Requirements
Can you write out all the lines word for word, with no pictures?

The records
* Start *

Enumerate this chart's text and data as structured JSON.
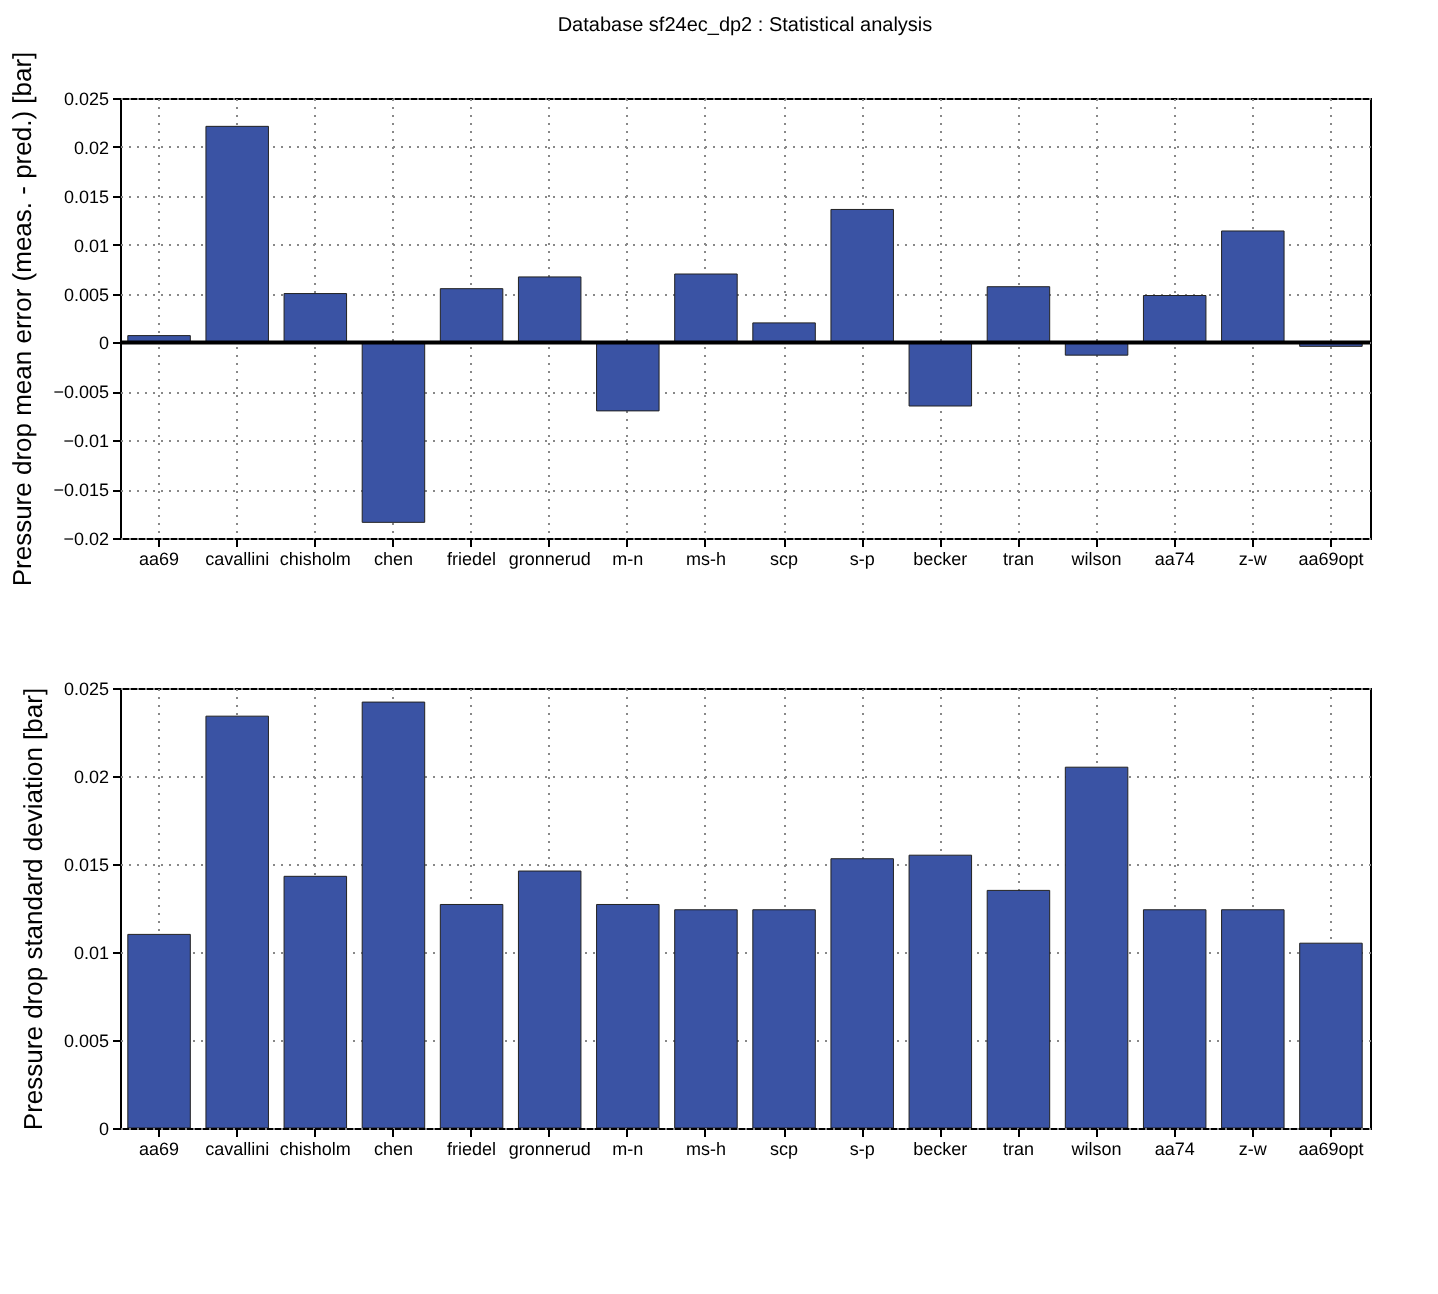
{
  "chart_data": [
    {
      "type": "bar",
      "title": "Database sf24ec_dp2 : Statistical analysis",
      "ylabel": "Pressure drop mean error (meas. - pred.) [bar]",
      "categories": [
        "aa69",
        "cavallini",
        "chisholm",
        "chen",
        "friedel",
        "gronnerud",
        "m-n",
        "ms-h",
        "scp",
        "s-p",
        "becker",
        "tran",
        "wilson",
        "aa74",
        "z-w",
        "aa69opt"
      ],
      "values": [
        0.0007,
        0.0221,
        0.005,
        -0.0184,
        0.0055,
        0.0067,
        -0.007,
        0.007,
        0.002,
        0.0136,
        -0.0065,
        0.0057,
        -0.0013,
        0.0048,
        0.0114,
        -0.0004
      ],
      "color": "#3a53a4",
      "ylim": [
        -0.02,
        0.025
      ],
      "yticks": [
        -0.02,
        -0.015,
        -0.01,
        -0.005,
        0,
        0.005,
        0.01,
        0.015,
        0.02,
        0.025
      ],
      "grid": true,
      "ref_lines": [
        {
          "axis": "y",
          "value": 0,
          "color": "#000000"
        }
      ]
    },
    {
      "type": "bar",
      "ylabel": "Pressure drop standard deviation [bar]",
      "categories": [
        "aa69",
        "cavallini",
        "chisholm",
        "chen",
        "friedel",
        "gronnerud",
        "m-n",
        "ms-h",
        "scp",
        "s-p",
        "becker",
        "tran",
        "wilson",
        "aa74",
        "z-w",
        "aa69opt"
      ],
      "values": [
        0.011,
        0.0234,
        0.0143,
        0.0242,
        0.0127,
        0.0146,
        0.0127,
        0.0124,
        0.0124,
        0.0153,
        0.0155,
        0.0135,
        0.0205,
        0.0124,
        0.0124,
        0.0105
      ],
      "color": "#3a53a4",
      "ylim": [
        0,
        0.025
      ],
      "yticks": [
        0,
        0.005,
        0.01,
        0.015,
        0.02,
        0.025
      ],
      "grid": true
    }
  ]
}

* End *

Exercise response
Enumerate this chart's text and data as structured JSON.
{
  "chart_data": [
    {
      "type": "bar",
      "title": "Database sf24ec_dp2 : Statistical analysis",
      "ylabel": "Pressure drop mean error (meas. - pred.) [bar]",
      "categories": [
        "aa69",
        "cavallini",
        "chisholm",
        "chen",
        "friedel",
        "gronnerud",
        "m-n",
        "ms-h",
        "scp",
        "s-p",
        "becker",
        "tran",
        "wilson",
        "aa74",
        "z-w",
        "aa69opt"
      ],
      "values": [
        0.0007,
        0.0221,
        0.005,
        -0.0184,
        0.0055,
        0.0067,
        -0.007,
        0.007,
        0.002,
        0.0136,
        -0.0065,
        0.0057,
        -0.0013,
        0.0048,
        0.0114,
        -0.0004
      ],
      "color": "#3a53a4",
      "ylim": [
        -0.02,
        0.025
      ],
      "yticks": [
        -0.02,
        -0.015,
        -0.01,
        -0.005,
        0,
        0.005,
        0.01,
        0.015,
        0.02,
        0.025
      ],
      "grid": true,
      "ref_lines": [
        {
          "axis": "y",
          "value": 0,
          "color": "#000000"
        }
      ]
    },
    {
      "type": "bar",
      "ylabel": "Pressure drop standard deviation [bar]",
      "categories": [
        "aa69",
        "cavallini",
        "chisholm",
        "chen",
        "friedel",
        "gronnerud",
        "m-n",
        "ms-h",
        "scp",
        "s-p",
        "becker",
        "tran",
        "wilson",
        "aa74",
        "z-w",
        "aa69opt"
      ],
      "values": [
        0.011,
        0.0234,
        0.0143,
        0.0242,
        0.0127,
        0.0146,
        0.0127,
        0.0124,
        0.0124,
        0.0153,
        0.0155,
        0.0135,
        0.0205,
        0.0124,
        0.0124,
        0.0105
      ],
      "color": "#3a53a4",
      "ylim": [
        0,
        0.025
      ],
      "yticks": [
        0,
        0.005,
        0.01,
        0.015,
        0.02,
        0.025
      ],
      "grid": true
    }
  ]
}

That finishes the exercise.